(Raw records)
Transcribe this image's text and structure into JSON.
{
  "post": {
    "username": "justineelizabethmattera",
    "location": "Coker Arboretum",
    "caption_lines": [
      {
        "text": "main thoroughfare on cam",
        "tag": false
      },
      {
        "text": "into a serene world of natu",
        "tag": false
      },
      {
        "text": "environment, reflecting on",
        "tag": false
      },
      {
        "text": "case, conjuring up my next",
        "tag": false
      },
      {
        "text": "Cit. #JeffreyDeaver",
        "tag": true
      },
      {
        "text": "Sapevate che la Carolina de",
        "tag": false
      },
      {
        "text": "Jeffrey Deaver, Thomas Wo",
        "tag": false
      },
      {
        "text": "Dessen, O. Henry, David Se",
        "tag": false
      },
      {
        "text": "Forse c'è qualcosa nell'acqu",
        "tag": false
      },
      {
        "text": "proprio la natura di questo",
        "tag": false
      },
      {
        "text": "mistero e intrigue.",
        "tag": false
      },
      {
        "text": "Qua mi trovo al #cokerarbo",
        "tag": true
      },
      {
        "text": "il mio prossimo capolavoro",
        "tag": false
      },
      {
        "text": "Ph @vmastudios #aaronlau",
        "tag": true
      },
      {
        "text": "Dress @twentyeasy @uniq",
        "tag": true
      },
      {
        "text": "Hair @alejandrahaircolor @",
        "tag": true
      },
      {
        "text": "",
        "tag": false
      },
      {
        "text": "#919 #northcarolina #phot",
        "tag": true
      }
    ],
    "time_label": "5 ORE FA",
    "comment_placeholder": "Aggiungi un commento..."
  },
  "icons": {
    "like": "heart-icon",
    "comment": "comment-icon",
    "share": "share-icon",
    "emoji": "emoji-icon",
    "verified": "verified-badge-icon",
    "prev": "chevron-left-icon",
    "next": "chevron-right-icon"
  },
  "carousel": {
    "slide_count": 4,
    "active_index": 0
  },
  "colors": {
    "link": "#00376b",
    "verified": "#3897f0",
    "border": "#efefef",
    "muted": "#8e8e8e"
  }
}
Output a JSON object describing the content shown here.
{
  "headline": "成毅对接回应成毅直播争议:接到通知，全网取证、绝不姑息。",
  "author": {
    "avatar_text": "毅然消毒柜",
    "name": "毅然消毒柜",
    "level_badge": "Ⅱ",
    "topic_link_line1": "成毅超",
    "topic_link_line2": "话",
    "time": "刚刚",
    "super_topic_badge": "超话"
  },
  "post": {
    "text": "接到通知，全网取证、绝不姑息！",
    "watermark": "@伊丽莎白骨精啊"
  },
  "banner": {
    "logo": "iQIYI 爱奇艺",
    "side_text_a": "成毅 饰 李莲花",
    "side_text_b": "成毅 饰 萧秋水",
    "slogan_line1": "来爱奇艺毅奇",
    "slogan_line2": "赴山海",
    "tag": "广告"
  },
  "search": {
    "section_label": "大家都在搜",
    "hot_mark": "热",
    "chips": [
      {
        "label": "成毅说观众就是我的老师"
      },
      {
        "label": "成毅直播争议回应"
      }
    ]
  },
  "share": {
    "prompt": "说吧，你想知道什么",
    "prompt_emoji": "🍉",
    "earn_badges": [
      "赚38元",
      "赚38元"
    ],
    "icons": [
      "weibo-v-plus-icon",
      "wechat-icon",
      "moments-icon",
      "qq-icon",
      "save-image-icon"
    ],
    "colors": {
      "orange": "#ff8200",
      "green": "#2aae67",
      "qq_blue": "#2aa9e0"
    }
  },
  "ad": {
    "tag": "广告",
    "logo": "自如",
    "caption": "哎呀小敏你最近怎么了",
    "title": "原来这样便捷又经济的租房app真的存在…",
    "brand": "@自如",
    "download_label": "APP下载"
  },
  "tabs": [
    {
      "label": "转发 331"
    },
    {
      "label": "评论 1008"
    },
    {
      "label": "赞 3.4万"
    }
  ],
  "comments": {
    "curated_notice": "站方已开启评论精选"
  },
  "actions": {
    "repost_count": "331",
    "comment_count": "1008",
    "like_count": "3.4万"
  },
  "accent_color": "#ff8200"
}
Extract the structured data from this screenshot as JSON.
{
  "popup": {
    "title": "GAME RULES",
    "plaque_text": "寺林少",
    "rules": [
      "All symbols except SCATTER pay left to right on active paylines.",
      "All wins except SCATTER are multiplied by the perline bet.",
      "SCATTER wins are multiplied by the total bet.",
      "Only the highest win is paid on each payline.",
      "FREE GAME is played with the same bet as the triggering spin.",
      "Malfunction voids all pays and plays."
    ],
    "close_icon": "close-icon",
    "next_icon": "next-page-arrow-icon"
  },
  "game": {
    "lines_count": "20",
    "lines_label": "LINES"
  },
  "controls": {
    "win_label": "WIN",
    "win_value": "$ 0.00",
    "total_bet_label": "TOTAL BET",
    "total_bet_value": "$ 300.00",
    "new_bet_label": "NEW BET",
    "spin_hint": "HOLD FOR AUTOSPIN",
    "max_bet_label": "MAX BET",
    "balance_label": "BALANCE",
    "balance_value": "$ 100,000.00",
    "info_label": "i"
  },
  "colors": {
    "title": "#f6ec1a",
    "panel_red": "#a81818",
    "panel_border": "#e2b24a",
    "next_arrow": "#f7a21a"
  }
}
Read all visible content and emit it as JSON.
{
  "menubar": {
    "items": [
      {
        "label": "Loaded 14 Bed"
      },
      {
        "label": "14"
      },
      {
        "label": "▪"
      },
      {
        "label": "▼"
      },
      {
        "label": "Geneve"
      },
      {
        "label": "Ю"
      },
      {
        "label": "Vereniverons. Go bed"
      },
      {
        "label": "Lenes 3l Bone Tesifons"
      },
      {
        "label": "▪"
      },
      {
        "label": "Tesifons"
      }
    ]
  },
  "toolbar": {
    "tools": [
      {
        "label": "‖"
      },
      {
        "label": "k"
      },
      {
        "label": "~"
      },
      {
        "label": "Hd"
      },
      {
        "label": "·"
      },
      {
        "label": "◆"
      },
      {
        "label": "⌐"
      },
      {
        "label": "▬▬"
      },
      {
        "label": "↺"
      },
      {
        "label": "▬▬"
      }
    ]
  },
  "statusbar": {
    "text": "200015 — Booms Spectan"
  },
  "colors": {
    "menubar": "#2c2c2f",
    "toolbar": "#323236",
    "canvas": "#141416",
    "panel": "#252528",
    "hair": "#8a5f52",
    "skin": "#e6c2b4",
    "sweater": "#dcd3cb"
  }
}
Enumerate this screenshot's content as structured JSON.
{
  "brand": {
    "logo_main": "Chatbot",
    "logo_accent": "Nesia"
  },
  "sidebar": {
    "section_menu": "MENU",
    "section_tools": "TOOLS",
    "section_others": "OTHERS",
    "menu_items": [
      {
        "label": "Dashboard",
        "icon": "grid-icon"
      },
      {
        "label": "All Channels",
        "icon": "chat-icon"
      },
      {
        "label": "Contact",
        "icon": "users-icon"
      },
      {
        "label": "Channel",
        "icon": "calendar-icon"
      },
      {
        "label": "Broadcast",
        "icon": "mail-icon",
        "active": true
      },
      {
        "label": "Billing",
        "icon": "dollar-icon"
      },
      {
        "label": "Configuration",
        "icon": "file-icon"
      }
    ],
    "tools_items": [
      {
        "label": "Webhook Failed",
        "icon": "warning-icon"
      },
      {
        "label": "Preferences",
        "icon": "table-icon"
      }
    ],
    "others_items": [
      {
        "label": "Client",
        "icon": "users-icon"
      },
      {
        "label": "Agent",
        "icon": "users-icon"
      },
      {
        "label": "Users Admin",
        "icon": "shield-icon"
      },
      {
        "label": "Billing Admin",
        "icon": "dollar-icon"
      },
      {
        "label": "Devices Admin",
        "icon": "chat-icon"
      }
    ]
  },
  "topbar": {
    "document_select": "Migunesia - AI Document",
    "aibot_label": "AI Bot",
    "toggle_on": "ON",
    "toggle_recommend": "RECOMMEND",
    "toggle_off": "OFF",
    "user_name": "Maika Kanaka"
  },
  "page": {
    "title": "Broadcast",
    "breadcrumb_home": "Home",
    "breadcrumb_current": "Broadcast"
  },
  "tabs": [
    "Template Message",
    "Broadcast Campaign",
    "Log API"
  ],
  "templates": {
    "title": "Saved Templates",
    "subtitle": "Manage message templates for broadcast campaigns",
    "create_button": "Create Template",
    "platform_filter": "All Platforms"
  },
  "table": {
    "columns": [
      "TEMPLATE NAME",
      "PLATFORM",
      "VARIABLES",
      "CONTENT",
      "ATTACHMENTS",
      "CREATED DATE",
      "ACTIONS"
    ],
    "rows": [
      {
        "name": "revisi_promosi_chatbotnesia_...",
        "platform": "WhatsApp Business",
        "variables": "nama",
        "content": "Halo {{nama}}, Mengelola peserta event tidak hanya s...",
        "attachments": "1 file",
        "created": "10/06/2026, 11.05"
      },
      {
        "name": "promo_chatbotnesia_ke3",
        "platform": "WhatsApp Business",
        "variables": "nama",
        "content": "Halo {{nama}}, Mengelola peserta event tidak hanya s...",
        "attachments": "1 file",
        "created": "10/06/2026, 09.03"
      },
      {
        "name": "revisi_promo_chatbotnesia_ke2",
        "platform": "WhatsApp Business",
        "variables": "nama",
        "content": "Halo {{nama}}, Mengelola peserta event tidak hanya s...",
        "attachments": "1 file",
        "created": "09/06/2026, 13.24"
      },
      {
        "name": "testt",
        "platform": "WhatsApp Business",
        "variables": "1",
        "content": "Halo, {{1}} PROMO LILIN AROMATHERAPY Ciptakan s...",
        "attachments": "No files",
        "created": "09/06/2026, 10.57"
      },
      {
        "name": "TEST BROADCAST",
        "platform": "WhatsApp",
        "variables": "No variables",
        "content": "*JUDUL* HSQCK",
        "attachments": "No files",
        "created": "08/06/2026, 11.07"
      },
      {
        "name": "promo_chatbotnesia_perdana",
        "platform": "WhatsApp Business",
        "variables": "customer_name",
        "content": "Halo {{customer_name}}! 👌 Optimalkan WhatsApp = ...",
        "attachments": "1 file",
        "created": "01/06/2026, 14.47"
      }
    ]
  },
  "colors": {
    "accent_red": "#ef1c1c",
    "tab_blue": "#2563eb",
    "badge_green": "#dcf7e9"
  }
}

▶ [Exercise aim] Go through the entries above and pull out each line with "chevron" in it.

▶ [Solution for this exercise]
    "prev": "chevron-left-icon",
    "next": "chevron-right-icon"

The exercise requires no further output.